**Stored records**.
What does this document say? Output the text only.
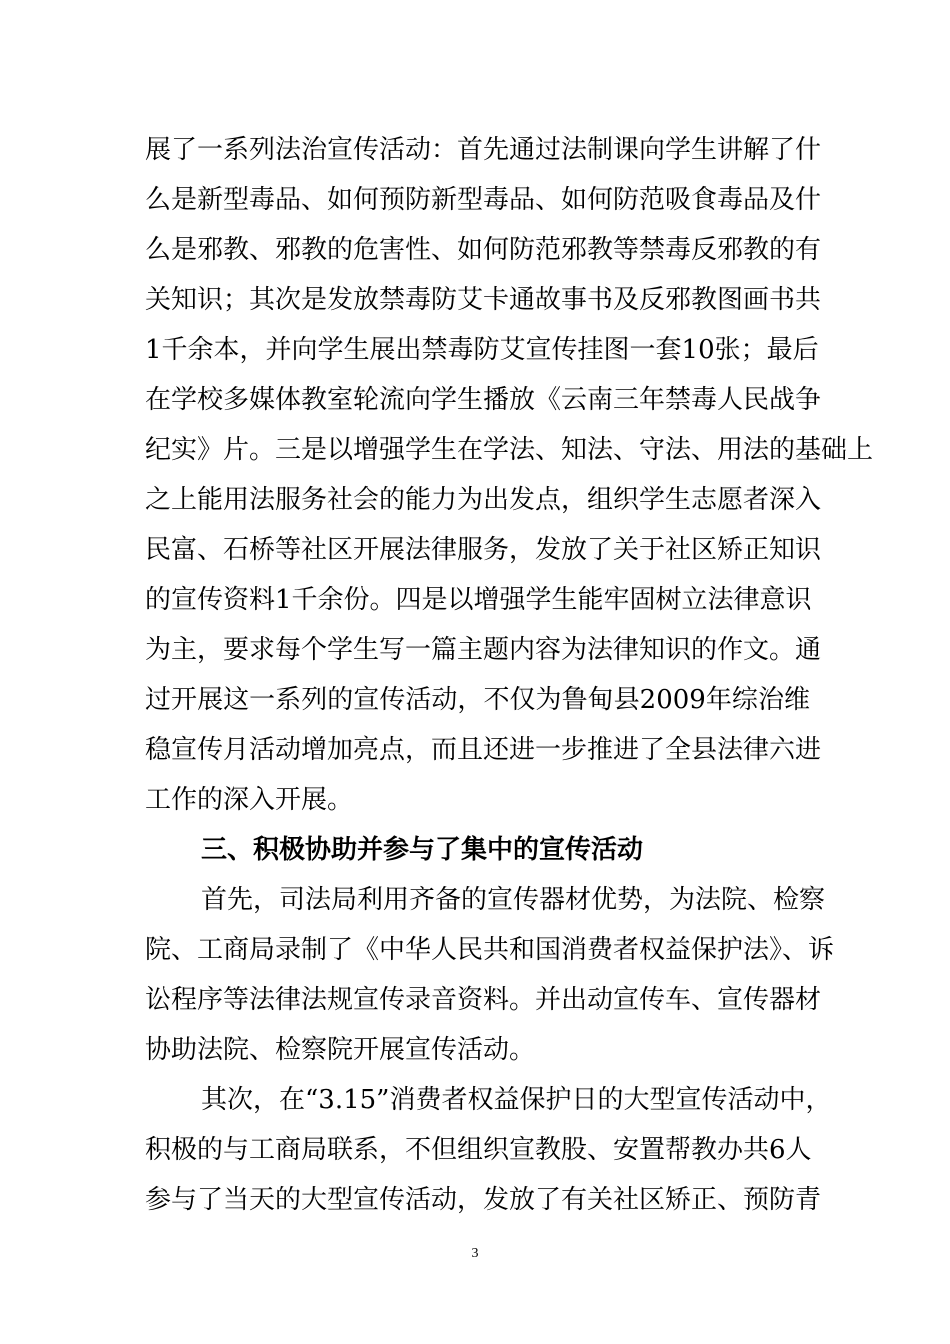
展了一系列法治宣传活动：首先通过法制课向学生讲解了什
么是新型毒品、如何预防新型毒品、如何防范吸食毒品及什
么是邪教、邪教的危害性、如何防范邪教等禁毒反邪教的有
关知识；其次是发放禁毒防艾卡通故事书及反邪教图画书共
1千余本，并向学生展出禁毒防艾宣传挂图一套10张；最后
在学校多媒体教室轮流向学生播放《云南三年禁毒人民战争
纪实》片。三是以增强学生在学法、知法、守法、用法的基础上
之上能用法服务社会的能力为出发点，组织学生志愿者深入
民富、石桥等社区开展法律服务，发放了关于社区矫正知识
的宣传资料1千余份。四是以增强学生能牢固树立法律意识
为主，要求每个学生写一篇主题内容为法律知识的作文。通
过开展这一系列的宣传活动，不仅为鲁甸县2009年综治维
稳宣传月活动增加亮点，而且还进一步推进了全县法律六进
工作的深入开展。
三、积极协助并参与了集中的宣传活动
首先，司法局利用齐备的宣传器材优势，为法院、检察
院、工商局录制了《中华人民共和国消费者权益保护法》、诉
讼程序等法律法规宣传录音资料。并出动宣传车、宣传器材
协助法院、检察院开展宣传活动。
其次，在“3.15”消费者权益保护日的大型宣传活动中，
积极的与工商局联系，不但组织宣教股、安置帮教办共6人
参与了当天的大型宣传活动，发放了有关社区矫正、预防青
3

**Written exercise**. Transcribe the records above exactly, omitting every picture they contain.

**Written solution**.
What does this document say? Output the text only.
展了一系列法治宣传活动：首先通过法制课向学生讲解了什
么是新型毒品、如何预防新型毒品、如何防范吸食毒品及什
么是邪教、邪教的危害性、如何防范邪教等禁毒反邪教的有
关知识；其次是发放禁毒防艾卡通故事书及反邪教图画书共
1千余本，并向学生展出禁毒防艾宣传挂图一套10张；最后
在学校多媒体教室轮流向学生播放《云南三年禁毒人民战争
纪实》片。三是以增强学生在学法、知法、守法、用法的基础上
之上能用法服务社会的能力为出发点，组织学生志愿者深入
民富、石桥等社区开展法律服务，发放了关于社区矫正知识
的宣传资料1千余份。四是以增强学生能牢固树立法律意识
为主，要求每个学生写一篇主题内容为法律知识的作文。通
过开展这一系列的宣传活动，不仅为鲁甸县2009年综治维
稳宣传月活动增加亮点，而且还进一步推进了全县法律六进
工作的深入开展。
三、积极协助并参与了集中的宣传活动
首先，司法局利用齐备的宣传器材优势，为法院、检察
院、工商局录制了《中华人民共和国消费者权益保护法》、诉
讼程序等法律法规宣传录音资料。并出动宣传车、宣传器材
协助法院、检察院开展宣传活动。
其次，在“3.15”消费者权益保护日的大型宣传活动中，
积极的与工商局联系，不但组织宣教股、安置帮教办共6人
参与了当天的大型宣传活动，发放了有关社区矫正、预防青
3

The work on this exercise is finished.